*What is expected*
How many lines in these records hold the string "Оборотная"? Reply with the number alone.

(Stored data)
● ● ●

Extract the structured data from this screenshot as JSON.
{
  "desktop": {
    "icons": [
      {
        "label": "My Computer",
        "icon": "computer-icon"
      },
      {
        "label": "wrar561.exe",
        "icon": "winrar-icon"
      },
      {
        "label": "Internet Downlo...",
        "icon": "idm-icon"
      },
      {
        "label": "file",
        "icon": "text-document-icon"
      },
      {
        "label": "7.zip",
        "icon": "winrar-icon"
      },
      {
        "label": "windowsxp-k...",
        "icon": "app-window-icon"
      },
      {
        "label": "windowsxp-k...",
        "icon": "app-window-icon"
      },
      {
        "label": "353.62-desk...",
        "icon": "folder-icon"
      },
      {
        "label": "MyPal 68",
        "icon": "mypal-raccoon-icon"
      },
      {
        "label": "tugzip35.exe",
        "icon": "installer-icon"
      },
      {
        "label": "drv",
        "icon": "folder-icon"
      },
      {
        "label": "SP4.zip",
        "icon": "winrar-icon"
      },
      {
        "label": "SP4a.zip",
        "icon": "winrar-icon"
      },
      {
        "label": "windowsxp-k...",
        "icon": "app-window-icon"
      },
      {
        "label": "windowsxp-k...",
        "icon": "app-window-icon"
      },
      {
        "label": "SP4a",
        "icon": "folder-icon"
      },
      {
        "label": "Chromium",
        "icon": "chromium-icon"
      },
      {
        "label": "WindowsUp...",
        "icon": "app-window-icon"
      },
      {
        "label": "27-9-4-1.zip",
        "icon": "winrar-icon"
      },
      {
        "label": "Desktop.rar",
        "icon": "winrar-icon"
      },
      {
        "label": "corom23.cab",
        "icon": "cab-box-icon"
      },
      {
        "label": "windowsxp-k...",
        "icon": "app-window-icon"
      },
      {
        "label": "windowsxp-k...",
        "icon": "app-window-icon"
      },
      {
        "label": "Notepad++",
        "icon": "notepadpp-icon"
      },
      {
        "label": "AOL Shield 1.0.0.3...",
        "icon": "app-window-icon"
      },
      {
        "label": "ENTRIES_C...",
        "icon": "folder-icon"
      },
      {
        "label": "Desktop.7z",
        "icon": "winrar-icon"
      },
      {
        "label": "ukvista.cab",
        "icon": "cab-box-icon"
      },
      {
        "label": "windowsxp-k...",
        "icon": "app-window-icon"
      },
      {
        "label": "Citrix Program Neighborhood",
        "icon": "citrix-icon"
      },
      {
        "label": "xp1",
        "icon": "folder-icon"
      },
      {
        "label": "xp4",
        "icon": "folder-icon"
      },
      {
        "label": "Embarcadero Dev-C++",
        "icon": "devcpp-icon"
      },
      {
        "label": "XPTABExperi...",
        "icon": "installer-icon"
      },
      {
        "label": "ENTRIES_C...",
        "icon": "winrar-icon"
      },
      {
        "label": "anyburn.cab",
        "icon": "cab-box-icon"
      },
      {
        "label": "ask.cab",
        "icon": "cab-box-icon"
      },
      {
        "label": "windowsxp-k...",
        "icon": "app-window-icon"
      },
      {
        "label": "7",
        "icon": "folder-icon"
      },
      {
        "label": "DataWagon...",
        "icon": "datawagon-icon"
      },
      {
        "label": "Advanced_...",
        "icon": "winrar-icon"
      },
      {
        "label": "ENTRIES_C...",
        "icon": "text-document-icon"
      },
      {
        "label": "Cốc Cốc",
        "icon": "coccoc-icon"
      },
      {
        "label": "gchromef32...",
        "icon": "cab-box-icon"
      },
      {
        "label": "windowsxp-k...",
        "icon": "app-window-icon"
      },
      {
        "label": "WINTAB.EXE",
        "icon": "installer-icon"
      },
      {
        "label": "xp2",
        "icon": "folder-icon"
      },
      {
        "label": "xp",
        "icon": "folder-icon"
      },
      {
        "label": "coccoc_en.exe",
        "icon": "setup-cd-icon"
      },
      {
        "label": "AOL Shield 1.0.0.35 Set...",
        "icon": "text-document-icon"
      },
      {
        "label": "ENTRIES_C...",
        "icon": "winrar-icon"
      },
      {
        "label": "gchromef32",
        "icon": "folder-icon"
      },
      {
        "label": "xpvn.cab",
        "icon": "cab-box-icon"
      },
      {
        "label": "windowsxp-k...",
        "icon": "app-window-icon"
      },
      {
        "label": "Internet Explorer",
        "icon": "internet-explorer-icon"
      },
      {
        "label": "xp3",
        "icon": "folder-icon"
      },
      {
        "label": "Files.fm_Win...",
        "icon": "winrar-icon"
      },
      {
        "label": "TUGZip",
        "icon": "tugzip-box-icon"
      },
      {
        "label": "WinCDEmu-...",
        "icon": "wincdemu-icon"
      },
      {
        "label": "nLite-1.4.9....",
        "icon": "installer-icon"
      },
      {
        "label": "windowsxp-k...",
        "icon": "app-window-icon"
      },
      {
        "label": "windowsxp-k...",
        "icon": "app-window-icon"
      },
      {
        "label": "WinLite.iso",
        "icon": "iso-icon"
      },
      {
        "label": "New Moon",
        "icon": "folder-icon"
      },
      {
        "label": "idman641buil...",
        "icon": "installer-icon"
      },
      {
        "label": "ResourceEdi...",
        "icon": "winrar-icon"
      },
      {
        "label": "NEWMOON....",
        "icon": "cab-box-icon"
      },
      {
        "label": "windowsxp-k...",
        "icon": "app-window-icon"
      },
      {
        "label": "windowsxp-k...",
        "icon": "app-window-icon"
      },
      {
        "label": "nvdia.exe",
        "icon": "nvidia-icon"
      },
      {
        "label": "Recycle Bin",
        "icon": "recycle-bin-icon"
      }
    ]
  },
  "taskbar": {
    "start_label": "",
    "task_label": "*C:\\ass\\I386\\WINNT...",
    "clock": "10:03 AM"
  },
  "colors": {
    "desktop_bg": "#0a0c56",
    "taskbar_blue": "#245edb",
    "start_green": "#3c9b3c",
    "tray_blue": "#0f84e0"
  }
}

● ● ●

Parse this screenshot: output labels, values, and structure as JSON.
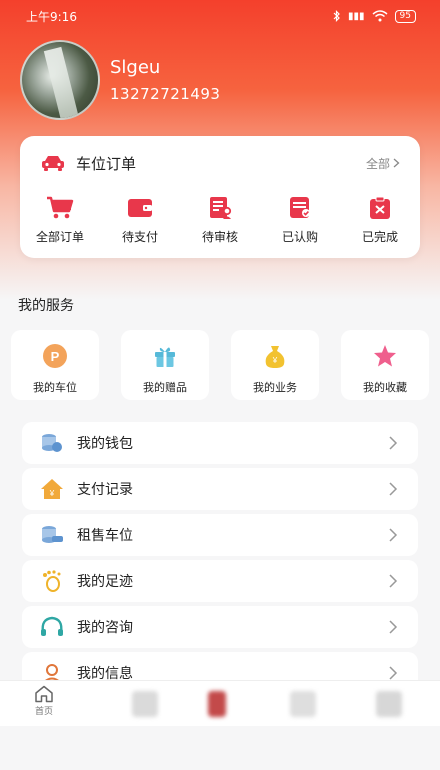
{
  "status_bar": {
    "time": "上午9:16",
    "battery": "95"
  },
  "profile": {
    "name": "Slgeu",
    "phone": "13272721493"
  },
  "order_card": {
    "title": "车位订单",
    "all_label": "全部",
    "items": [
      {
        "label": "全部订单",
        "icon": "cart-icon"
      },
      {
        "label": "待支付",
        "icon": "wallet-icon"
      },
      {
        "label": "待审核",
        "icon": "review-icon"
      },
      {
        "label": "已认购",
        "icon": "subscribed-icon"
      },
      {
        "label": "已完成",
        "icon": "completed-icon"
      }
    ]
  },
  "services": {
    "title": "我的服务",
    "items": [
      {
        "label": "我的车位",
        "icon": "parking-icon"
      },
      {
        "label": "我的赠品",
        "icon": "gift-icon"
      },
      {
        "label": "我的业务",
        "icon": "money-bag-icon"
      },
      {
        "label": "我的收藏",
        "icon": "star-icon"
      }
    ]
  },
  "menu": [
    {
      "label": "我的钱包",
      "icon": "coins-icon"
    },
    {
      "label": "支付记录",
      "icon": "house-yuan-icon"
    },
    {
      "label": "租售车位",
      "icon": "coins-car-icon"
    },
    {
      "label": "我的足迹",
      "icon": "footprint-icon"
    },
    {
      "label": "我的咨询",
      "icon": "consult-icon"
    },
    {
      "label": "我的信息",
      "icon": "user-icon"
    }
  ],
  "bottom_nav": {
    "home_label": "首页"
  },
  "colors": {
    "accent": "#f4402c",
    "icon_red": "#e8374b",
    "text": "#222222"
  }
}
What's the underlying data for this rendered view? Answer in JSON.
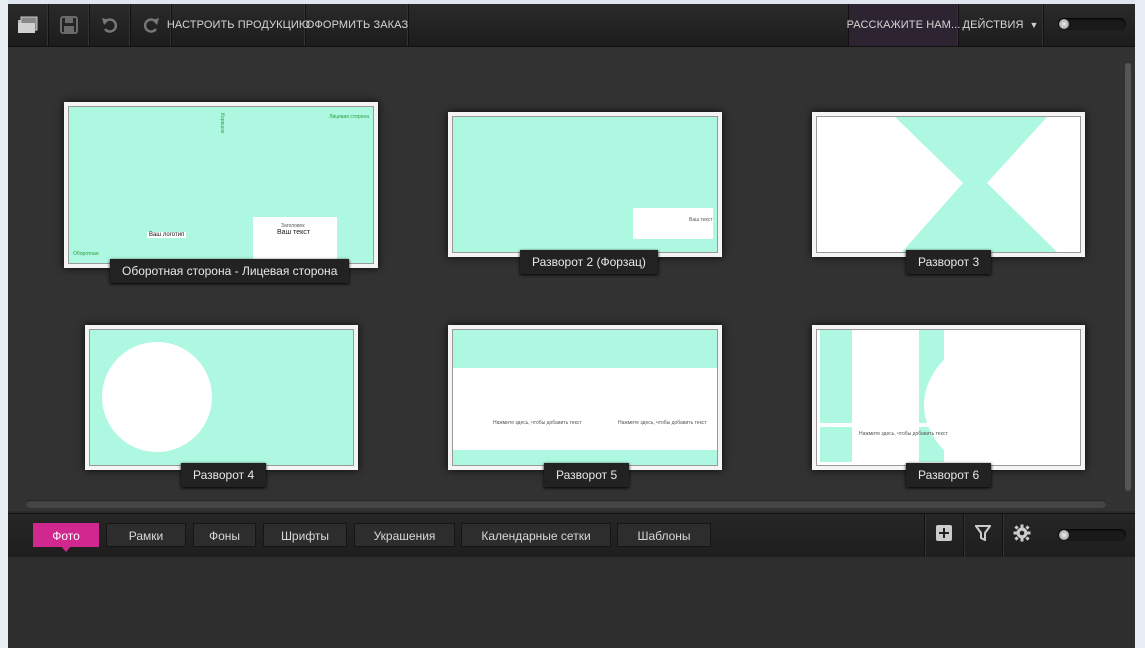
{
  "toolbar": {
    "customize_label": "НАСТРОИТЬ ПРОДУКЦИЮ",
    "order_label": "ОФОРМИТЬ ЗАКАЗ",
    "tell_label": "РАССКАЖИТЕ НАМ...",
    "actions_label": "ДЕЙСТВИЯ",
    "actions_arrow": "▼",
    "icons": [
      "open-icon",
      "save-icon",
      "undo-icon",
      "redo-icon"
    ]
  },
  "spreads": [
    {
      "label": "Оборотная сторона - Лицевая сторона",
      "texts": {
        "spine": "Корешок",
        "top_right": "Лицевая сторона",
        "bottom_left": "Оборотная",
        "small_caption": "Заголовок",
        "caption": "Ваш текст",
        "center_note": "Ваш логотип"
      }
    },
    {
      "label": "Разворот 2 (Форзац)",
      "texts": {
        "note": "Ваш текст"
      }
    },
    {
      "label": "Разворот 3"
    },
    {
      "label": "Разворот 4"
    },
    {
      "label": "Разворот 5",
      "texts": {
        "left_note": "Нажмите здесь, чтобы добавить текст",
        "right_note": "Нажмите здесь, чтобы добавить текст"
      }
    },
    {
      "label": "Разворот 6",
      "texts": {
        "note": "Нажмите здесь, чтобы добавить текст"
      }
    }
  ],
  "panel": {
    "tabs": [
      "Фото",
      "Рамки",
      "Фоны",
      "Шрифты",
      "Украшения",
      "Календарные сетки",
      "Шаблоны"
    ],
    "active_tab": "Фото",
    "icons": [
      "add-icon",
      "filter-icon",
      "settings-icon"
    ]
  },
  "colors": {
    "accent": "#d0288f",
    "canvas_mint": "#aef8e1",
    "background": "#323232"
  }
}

● ● ●

*In response*
2